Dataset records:
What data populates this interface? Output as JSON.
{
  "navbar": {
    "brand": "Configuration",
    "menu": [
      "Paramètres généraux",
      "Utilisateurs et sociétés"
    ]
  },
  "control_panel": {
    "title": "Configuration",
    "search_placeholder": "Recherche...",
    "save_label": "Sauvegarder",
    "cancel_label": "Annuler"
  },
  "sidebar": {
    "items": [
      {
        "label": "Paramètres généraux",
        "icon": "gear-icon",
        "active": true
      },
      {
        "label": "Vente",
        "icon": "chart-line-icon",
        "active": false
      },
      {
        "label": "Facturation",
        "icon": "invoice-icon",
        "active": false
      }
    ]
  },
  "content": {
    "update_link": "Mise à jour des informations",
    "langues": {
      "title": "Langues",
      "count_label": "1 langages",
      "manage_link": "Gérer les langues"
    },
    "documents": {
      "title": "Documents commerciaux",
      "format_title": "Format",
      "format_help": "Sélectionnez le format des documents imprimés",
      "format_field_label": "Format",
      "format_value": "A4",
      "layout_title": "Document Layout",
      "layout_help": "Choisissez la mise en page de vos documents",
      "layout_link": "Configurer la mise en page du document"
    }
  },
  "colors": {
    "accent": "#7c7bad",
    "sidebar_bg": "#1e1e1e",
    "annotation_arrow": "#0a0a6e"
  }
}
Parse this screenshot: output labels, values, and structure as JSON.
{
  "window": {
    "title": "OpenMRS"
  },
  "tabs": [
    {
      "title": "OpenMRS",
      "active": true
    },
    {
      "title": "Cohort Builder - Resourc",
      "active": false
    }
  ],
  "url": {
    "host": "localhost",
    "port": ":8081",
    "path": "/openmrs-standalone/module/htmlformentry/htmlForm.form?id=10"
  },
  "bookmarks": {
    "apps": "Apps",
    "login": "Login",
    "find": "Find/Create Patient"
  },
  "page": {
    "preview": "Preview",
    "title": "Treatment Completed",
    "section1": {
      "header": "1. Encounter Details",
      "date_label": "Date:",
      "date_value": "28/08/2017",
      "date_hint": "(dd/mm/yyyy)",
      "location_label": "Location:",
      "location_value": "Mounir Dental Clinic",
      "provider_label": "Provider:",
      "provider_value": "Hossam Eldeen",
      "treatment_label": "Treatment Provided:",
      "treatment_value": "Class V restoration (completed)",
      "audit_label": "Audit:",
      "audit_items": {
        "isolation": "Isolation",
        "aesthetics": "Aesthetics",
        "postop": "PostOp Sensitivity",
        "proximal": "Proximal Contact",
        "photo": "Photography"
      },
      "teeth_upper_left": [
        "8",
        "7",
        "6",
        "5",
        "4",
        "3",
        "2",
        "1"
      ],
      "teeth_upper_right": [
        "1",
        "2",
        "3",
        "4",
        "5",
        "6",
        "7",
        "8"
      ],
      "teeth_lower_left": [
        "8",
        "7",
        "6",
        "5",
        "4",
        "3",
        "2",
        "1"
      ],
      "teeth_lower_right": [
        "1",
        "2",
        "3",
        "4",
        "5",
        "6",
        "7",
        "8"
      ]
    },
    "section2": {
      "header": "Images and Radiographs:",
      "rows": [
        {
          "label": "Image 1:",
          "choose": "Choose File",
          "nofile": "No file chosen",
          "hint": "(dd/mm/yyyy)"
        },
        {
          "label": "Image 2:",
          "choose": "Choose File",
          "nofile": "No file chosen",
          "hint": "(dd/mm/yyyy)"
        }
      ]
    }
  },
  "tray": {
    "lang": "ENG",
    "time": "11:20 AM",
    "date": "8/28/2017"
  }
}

## STATED PROBLEM
Find the lines holding "icon" and list every one.

## EXERCISE RESULT
        "icon": "gear-icon",
        "icon": "chart-line-icon",
        "icon": "invoice-icon",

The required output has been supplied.